──────── Exercise material ────────
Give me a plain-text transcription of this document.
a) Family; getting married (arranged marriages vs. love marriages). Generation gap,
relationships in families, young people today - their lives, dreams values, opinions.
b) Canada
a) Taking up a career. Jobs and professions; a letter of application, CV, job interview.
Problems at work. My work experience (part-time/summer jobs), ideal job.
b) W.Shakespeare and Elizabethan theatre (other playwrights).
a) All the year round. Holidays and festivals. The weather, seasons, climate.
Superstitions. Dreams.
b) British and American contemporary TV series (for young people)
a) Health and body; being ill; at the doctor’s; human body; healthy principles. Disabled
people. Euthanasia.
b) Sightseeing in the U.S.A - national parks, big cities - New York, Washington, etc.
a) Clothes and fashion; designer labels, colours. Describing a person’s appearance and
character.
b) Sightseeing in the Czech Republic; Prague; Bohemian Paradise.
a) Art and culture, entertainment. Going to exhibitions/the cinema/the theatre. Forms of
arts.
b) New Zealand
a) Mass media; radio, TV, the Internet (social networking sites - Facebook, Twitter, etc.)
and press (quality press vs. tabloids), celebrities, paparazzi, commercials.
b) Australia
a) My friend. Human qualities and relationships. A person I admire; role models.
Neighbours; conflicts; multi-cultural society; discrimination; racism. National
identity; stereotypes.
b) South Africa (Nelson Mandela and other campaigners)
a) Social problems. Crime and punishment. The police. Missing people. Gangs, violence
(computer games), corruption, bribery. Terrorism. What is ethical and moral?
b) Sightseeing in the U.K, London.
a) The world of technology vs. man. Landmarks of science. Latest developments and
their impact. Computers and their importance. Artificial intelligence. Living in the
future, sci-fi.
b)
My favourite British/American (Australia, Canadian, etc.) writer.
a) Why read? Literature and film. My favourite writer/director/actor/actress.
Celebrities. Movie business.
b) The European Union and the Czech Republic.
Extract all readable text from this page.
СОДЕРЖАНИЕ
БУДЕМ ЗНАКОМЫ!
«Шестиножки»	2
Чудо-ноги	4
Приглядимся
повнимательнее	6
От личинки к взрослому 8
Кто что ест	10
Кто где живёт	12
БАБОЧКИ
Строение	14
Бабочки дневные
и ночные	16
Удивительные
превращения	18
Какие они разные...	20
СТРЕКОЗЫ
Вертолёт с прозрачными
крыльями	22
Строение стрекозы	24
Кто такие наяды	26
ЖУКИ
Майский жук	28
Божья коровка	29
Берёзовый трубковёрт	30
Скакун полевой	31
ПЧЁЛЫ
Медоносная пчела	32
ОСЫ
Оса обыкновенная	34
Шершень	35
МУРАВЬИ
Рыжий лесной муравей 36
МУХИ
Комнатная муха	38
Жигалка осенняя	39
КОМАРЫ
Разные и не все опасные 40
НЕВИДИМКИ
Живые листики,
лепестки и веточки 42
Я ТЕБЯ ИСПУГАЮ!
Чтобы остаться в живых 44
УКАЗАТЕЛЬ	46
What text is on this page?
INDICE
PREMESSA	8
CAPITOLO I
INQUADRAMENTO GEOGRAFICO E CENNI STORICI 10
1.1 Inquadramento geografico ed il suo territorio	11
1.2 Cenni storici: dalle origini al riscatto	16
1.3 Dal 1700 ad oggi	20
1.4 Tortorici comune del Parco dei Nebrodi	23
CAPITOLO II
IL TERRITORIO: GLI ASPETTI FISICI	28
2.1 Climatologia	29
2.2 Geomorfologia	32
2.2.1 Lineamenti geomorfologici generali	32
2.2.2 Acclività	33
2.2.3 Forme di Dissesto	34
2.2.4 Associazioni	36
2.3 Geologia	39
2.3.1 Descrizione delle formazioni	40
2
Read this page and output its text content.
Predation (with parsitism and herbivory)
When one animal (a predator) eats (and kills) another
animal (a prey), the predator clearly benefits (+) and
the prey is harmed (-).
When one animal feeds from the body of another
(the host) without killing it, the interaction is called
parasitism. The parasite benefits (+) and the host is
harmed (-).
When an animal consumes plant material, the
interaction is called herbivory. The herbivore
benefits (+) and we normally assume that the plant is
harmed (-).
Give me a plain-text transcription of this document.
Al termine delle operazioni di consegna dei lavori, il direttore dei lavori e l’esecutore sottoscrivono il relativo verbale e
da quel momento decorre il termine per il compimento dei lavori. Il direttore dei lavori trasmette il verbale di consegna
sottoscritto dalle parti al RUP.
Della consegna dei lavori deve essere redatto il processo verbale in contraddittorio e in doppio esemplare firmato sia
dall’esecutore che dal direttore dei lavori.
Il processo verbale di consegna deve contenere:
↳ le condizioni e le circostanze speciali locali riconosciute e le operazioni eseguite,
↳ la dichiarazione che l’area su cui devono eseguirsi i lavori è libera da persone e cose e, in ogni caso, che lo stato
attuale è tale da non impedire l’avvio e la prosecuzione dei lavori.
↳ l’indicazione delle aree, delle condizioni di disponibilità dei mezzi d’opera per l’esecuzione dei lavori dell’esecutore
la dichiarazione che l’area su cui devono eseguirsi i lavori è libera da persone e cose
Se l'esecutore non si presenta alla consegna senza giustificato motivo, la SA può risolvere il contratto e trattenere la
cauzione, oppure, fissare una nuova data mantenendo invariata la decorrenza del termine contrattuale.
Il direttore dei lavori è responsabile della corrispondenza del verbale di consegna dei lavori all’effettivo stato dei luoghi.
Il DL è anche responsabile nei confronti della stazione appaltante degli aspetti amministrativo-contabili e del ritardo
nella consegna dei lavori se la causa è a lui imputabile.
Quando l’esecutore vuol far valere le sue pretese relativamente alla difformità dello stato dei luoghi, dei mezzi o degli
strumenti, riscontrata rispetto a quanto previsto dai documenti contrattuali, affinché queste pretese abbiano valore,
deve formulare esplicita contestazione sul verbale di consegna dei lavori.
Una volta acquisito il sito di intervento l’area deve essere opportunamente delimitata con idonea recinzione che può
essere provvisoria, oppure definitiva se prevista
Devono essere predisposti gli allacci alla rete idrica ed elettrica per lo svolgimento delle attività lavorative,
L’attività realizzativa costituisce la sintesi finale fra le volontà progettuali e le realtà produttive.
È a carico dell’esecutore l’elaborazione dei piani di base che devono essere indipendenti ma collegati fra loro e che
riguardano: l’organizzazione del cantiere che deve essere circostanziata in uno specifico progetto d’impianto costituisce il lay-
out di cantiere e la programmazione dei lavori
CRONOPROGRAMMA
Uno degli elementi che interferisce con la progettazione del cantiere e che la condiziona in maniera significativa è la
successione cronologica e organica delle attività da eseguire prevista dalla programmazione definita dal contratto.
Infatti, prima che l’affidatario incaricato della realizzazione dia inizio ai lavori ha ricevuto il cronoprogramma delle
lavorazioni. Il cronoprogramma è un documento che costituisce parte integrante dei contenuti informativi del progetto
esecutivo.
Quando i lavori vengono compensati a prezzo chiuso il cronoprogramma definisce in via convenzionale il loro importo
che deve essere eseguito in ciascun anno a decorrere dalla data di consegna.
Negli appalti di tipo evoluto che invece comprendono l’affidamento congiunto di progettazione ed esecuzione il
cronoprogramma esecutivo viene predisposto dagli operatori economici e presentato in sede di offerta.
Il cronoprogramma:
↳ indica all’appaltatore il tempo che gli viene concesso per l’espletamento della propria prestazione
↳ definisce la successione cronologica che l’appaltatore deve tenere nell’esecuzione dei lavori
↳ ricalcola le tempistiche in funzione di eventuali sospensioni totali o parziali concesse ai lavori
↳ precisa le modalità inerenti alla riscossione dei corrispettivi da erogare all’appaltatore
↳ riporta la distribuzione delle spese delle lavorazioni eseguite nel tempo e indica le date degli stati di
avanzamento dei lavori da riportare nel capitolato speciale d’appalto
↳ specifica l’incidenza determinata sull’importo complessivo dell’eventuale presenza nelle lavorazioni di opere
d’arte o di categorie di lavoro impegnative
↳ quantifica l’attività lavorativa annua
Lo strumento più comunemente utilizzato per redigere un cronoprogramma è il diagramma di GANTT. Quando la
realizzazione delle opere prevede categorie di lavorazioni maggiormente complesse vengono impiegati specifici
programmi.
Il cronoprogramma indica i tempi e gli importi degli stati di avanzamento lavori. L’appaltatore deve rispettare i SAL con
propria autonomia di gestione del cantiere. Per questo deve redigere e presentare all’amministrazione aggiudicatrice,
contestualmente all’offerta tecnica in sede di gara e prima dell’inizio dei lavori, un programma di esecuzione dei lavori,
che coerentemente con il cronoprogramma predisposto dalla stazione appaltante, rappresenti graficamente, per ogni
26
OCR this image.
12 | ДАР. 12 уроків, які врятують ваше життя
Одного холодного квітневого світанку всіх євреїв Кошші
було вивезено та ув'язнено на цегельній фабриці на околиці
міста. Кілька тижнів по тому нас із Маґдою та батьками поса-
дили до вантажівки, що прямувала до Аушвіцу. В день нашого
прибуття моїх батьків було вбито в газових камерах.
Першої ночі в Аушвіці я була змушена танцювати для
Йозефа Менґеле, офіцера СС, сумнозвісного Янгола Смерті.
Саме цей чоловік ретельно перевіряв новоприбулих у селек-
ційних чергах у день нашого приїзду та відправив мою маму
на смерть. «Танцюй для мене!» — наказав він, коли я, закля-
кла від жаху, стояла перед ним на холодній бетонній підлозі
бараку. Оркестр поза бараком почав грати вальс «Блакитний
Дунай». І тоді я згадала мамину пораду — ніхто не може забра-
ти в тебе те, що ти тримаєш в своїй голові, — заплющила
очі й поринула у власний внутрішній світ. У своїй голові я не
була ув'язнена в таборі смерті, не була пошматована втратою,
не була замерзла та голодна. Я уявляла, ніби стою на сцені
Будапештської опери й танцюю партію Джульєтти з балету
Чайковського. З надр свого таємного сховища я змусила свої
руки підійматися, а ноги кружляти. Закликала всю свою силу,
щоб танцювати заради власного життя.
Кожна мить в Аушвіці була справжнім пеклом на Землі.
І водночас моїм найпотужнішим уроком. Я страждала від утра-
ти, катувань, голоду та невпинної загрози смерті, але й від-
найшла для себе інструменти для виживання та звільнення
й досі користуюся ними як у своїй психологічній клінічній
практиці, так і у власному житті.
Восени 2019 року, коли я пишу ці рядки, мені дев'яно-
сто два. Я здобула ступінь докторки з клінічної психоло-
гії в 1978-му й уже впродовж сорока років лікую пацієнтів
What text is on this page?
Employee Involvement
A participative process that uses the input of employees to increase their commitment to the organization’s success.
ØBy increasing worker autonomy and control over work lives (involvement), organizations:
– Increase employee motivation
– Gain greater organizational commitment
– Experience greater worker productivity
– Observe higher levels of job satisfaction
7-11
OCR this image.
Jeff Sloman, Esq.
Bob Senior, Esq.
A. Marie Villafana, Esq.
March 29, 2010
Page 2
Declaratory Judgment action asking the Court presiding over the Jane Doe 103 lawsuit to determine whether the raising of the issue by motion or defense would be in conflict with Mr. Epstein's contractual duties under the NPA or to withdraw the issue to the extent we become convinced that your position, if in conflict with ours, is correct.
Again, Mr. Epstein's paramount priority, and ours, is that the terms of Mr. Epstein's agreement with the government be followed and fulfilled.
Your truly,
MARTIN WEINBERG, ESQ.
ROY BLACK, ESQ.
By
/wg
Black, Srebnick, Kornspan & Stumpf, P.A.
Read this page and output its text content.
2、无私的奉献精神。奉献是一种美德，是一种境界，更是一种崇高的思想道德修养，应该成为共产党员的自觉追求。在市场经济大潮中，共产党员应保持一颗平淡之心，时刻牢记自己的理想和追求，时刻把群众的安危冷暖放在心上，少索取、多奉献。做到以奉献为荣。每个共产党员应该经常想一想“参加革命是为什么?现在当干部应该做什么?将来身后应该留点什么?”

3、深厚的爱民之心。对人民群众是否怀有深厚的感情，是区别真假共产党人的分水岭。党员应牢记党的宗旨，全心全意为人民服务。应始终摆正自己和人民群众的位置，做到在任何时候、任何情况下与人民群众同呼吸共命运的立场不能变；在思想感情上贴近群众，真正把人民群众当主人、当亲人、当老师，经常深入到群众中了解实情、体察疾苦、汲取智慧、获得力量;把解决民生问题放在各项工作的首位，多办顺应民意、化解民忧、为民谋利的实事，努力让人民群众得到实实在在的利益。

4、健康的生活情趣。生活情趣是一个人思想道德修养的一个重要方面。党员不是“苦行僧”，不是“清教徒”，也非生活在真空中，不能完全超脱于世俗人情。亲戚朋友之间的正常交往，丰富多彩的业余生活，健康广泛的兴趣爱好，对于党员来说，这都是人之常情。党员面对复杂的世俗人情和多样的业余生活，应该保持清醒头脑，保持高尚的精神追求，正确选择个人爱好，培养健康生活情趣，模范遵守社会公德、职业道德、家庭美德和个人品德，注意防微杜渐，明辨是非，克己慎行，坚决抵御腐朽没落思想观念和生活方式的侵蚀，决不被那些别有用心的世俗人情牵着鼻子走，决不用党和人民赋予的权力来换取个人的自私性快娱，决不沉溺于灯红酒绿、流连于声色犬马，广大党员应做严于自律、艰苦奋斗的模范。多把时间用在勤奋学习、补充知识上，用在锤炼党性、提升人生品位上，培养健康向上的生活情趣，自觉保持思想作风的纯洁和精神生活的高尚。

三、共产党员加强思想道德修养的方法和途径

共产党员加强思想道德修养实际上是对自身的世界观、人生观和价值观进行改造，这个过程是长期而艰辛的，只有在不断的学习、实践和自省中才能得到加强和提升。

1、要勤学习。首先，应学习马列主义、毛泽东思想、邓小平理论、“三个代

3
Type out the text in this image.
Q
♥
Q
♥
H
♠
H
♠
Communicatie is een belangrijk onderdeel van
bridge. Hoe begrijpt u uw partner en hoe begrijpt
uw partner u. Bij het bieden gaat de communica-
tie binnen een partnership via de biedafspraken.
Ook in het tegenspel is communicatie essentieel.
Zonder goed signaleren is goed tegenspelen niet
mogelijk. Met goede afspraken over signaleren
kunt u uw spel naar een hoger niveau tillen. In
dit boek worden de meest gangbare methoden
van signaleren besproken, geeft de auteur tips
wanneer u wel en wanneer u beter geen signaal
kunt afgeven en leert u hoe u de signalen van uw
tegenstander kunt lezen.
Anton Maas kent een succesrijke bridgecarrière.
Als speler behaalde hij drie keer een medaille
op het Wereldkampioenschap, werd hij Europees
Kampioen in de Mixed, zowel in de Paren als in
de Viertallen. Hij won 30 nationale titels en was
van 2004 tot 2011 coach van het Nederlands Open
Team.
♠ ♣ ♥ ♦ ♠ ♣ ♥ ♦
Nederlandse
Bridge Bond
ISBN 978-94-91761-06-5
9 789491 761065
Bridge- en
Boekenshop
────────
# The problem:
How many lines in the records above contain the word "progetto"? Reply with the number and nothing more.

# Complete response:
2